Quote each record exactly, please, leaving none out.

=== Data for processing ===
+---+
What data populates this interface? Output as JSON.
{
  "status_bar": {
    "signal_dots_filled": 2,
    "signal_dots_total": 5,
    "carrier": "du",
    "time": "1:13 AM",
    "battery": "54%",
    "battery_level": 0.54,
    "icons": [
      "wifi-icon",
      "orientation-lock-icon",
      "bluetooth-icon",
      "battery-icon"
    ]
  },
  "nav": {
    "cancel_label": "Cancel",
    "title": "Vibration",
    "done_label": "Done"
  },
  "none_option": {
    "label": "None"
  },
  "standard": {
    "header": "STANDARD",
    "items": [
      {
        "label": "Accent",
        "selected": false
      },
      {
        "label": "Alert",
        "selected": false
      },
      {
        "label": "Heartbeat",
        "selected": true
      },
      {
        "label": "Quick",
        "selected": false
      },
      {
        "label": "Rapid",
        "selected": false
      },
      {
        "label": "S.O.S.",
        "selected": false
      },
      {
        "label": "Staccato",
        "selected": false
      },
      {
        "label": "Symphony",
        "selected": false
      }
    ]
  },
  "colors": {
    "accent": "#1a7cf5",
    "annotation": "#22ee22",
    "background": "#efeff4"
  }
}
+---+
=== The response ===
What data populates this interface? Output as JSON.
{
  "status_bar": {
    "signal_dots_filled": 2,
    "signal_dots_total": 5,
    "carrier": "du",
    "time": "1:13 AM",
    "battery": "54%",
    "battery_level": 0.54,
    "icons": [
      "wifi-icon",
      "orientation-lock-icon",
      "bluetooth-icon",
      "battery-icon"
    ]
  },
  "nav": {
    "cancel_label": "Cancel",
    "title": "Vibration",
    "done_label": "Done"
  },
  "none_option": {
    "label": "None"
  },
  "standard": {
    "header": "STANDARD",
    "items": [
      {
        "label": "Accent",
        "selected": false
      },
      {
        "label": "Alert",
        "selected": false
      },
      {
        "label": "Heartbeat",
        "selected": true
      },
      {
        "label": "Quick",
        "selected": false
      },
      {
        "label": "Rapid",
        "selected": false
      },
      {
        "label": "S.O.S.",
        "selected": false
      },
      {
        "label": "Staccato",
        "selected": false
      },
      {
        "label": "Symphony",
        "selected": false
      }
    ]
  },
  "colors": {
    "accent": "#1a7cf5",
    "annotation": "#22ee22",
    "background": "#efeff4"
  }
}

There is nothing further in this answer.